Copy out all the lines where "xlabel" shows up.
* * * * *
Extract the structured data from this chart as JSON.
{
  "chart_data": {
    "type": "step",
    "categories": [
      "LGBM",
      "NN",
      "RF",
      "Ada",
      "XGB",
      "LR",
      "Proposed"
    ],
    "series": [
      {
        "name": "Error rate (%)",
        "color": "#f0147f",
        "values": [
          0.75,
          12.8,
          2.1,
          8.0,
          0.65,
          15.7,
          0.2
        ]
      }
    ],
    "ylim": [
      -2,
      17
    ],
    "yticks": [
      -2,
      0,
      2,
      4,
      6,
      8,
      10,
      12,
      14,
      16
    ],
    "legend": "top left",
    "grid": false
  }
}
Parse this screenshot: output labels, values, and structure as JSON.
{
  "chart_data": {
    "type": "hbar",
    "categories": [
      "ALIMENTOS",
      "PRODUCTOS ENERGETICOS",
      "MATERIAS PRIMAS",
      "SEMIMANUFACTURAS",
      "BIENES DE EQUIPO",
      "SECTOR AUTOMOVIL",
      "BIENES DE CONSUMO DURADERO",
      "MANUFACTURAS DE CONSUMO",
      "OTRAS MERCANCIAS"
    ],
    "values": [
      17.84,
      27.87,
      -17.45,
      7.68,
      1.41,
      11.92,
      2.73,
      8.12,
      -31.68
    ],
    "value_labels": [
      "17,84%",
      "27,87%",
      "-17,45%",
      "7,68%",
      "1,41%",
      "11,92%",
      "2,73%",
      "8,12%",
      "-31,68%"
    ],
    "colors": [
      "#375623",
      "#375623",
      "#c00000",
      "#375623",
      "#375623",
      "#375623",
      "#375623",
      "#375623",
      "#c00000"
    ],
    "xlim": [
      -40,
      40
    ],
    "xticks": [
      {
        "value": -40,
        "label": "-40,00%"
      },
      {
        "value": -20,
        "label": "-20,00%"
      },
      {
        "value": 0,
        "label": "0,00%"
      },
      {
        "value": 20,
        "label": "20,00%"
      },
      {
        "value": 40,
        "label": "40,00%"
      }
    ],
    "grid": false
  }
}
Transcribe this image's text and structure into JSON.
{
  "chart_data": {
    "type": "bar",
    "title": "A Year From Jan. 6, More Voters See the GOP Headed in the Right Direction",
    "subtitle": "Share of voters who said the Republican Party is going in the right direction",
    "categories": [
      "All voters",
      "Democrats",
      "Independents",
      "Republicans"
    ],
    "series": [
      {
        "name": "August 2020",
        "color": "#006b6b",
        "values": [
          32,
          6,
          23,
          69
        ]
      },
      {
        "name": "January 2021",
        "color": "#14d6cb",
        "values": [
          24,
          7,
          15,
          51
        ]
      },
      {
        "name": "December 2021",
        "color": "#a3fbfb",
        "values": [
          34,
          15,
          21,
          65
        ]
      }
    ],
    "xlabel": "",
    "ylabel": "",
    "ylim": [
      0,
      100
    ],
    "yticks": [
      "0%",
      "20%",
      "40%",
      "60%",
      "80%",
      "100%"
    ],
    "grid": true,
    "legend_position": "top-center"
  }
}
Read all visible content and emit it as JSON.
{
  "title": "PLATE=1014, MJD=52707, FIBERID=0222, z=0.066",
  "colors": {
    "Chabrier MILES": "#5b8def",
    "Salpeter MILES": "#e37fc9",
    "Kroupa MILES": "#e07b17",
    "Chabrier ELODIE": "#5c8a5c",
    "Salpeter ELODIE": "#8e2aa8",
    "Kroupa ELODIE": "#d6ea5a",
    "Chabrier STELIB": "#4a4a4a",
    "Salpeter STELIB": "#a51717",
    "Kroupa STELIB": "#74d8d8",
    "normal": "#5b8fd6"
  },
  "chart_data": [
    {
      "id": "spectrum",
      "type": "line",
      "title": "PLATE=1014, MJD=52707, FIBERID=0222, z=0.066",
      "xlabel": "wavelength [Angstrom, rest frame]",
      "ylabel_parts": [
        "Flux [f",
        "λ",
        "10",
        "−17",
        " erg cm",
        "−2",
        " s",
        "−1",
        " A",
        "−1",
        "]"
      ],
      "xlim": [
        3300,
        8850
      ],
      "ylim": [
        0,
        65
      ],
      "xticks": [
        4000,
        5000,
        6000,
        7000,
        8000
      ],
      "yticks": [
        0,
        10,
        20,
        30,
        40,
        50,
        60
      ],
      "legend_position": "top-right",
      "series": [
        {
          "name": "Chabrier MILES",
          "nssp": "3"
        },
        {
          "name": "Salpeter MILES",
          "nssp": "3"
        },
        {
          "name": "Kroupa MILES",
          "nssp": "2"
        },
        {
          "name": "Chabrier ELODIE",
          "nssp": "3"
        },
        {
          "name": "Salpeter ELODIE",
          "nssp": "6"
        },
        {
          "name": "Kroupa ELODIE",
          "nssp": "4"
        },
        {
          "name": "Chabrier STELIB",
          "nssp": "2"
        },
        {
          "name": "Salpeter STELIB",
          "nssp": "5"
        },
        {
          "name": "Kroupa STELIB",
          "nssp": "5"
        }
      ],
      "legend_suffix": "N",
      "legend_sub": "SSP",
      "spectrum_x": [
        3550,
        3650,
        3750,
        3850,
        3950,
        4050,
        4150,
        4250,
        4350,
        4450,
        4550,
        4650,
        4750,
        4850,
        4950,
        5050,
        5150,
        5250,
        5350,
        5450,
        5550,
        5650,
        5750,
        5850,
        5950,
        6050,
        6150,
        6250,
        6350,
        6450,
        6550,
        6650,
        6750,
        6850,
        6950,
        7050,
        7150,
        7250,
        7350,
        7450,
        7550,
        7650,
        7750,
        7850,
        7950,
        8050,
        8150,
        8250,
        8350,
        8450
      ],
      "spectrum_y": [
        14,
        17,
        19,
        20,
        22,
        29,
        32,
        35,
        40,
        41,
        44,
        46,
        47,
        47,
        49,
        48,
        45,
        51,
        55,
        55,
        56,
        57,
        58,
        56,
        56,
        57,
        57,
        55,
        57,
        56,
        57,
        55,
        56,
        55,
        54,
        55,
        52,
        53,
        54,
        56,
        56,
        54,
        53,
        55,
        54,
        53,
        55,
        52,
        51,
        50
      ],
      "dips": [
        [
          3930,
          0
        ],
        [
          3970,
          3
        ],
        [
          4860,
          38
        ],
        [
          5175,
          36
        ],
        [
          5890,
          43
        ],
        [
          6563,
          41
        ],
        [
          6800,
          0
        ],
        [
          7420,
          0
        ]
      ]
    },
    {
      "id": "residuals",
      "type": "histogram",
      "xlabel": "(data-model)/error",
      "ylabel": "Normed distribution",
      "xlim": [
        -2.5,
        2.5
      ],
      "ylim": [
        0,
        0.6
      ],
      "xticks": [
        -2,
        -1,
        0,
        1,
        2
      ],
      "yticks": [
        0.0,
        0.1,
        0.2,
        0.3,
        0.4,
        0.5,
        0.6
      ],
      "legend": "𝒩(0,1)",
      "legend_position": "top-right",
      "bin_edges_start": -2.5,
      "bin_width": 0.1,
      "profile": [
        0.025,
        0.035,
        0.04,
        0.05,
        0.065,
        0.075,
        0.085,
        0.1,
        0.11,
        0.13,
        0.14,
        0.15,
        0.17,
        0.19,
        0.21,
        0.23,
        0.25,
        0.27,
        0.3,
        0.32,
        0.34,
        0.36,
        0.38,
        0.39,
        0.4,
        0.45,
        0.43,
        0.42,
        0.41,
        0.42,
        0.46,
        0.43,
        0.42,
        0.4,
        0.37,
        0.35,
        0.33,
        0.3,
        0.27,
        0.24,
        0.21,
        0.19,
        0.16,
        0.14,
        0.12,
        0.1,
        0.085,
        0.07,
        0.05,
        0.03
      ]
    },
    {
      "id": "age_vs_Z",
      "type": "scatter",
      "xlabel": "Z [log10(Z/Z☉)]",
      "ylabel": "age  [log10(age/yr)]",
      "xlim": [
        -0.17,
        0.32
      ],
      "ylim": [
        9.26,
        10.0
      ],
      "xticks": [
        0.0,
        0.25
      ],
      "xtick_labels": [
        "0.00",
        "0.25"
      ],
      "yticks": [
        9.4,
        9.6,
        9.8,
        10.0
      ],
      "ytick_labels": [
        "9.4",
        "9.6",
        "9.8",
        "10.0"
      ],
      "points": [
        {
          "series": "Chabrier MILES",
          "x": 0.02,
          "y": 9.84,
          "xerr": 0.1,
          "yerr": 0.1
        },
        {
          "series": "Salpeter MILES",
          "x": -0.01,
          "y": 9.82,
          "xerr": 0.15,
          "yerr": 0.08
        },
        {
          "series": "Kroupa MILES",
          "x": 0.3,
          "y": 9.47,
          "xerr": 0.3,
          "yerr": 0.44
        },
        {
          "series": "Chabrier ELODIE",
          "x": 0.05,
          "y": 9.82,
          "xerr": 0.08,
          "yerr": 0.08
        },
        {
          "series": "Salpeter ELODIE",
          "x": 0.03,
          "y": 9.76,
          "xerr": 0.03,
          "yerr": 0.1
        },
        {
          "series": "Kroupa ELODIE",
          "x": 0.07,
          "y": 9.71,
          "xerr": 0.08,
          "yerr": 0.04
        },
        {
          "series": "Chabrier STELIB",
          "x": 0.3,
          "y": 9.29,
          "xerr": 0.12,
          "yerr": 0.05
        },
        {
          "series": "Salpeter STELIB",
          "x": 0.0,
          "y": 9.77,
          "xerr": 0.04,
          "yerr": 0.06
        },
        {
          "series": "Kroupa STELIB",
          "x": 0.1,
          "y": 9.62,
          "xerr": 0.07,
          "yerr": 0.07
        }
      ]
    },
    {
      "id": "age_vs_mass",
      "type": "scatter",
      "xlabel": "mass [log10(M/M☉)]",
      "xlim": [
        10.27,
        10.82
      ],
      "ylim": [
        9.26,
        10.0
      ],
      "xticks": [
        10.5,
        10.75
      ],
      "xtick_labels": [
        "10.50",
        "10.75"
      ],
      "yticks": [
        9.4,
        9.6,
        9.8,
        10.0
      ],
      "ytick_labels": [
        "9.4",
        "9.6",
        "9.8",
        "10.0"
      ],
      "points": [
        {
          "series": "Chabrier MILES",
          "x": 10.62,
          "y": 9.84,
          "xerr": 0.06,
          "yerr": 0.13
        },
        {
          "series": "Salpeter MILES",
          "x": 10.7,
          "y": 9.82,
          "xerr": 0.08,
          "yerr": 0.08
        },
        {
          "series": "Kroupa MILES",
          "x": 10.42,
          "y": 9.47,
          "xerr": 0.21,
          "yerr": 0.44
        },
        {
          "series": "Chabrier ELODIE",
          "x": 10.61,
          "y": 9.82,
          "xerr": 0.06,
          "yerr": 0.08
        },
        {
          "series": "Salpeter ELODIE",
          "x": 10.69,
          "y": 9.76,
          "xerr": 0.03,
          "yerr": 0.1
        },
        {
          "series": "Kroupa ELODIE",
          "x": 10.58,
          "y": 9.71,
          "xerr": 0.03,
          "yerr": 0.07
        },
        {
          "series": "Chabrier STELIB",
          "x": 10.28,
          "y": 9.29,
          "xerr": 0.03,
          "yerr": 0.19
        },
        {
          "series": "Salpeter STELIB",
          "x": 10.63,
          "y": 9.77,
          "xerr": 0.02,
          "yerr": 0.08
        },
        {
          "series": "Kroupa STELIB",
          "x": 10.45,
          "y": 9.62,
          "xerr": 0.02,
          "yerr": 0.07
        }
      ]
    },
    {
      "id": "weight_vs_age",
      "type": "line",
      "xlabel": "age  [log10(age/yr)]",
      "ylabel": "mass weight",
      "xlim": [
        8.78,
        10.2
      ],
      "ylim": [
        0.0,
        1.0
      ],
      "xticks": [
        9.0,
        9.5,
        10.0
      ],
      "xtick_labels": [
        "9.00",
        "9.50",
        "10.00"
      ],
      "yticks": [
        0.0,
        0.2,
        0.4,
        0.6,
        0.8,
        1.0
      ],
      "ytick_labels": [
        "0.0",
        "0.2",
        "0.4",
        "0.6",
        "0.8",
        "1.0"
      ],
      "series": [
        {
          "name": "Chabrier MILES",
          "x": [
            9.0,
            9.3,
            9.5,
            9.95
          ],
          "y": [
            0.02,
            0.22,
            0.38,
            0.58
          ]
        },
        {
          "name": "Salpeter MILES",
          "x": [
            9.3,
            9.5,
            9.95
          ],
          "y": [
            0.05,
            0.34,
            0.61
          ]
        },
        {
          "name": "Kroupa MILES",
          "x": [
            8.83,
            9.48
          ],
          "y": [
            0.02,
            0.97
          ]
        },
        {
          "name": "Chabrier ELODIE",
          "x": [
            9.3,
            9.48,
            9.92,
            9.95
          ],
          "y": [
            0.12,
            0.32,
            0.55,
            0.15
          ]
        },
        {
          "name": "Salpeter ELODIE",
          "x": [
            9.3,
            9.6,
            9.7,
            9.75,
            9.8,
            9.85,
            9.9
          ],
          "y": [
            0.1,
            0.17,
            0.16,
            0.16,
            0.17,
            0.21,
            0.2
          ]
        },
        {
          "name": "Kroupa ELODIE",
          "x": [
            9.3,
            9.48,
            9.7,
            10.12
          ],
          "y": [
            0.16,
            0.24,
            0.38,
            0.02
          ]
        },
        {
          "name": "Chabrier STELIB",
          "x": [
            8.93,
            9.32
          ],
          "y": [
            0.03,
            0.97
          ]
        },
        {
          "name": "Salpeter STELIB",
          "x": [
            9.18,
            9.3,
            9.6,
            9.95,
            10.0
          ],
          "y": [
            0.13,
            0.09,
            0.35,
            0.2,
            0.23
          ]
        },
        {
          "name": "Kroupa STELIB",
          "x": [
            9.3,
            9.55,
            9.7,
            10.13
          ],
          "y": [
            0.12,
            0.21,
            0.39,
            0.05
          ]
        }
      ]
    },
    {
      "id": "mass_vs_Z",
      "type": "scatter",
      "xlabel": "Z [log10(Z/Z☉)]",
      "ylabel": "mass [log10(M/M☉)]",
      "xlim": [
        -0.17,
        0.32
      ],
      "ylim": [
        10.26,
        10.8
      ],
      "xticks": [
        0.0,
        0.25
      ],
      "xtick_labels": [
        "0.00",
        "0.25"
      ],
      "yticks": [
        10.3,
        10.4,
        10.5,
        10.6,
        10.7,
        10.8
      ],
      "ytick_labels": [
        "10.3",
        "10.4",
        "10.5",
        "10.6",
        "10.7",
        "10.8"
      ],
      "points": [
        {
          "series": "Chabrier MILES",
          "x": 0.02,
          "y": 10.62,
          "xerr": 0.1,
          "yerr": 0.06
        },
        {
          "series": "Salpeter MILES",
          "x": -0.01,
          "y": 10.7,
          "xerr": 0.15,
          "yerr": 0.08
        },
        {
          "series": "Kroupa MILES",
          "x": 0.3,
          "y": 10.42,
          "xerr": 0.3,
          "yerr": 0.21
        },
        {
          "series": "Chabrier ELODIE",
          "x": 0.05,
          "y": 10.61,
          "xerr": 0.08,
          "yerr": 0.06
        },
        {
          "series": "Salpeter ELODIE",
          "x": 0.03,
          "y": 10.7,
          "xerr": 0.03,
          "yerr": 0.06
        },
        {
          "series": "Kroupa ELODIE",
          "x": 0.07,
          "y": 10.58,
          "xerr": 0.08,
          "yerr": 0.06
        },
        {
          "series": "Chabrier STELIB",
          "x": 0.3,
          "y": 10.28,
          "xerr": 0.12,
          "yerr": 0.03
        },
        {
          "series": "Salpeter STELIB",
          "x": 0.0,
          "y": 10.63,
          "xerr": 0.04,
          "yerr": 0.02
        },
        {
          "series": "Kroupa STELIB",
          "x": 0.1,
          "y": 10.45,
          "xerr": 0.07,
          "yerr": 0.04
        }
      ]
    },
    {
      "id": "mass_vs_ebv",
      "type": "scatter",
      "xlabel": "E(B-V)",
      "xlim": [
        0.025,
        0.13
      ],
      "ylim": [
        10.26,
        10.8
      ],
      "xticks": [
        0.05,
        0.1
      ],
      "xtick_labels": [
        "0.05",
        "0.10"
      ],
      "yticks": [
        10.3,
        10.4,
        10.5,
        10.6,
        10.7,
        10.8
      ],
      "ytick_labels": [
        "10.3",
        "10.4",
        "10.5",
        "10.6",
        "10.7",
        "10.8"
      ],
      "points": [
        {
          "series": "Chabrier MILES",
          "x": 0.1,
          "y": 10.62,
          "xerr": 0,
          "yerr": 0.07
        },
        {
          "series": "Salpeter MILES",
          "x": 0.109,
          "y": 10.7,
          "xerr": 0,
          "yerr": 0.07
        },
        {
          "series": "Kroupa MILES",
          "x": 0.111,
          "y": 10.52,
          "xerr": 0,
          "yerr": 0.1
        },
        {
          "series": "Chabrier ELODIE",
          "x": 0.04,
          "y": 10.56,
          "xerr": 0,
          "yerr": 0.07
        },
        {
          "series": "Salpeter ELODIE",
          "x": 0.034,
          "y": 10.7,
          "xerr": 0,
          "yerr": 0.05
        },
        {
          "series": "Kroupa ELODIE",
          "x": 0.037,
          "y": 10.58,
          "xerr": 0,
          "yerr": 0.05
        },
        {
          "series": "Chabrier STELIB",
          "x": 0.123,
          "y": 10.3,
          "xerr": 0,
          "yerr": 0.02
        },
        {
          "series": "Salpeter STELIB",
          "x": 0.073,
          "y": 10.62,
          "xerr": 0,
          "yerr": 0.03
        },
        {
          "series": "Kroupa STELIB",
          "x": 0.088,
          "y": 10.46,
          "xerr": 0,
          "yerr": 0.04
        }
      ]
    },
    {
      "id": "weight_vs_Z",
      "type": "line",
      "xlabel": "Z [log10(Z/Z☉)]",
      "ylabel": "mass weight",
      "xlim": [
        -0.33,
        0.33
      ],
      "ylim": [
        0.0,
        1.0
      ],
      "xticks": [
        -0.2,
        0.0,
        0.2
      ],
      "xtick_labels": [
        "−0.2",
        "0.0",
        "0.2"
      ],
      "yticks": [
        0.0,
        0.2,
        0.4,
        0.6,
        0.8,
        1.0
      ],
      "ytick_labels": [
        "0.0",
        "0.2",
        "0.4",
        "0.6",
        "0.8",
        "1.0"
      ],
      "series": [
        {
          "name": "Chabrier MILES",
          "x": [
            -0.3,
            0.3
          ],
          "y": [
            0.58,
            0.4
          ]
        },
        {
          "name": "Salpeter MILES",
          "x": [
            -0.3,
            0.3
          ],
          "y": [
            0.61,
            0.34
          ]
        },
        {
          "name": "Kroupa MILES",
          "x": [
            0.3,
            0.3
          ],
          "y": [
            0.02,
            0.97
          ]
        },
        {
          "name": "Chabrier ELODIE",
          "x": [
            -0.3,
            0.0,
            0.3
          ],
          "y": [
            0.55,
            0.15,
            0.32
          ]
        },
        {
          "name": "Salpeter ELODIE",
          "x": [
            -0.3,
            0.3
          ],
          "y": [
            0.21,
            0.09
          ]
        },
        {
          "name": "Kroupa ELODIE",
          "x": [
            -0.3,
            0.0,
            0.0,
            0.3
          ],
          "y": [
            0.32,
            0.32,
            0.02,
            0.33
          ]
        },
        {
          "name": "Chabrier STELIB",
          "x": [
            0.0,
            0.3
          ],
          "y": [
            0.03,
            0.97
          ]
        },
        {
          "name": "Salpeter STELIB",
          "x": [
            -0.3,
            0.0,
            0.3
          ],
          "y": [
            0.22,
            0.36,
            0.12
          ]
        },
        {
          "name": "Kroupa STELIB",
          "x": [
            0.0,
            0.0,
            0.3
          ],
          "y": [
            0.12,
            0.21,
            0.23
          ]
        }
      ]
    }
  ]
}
* * * * *
> **The solution**
    "xlabel": "",
      "xlabel": "wavelength [Angstrom, rest frame]",
      "xlabel": "(data-model)/error",
      "xlabel": "Z [log10(Z/Z☉)]",
      "xlabel": "mass [log10(M/M☉)]",
      "xlabel": "age  [log10(age/yr)]",
      "xlabel": "Z [log10(Z/Z☉)]",
      "xlabel": "E(B-V)",
      "xlabel": "Z [log10(Z/Z☉)]",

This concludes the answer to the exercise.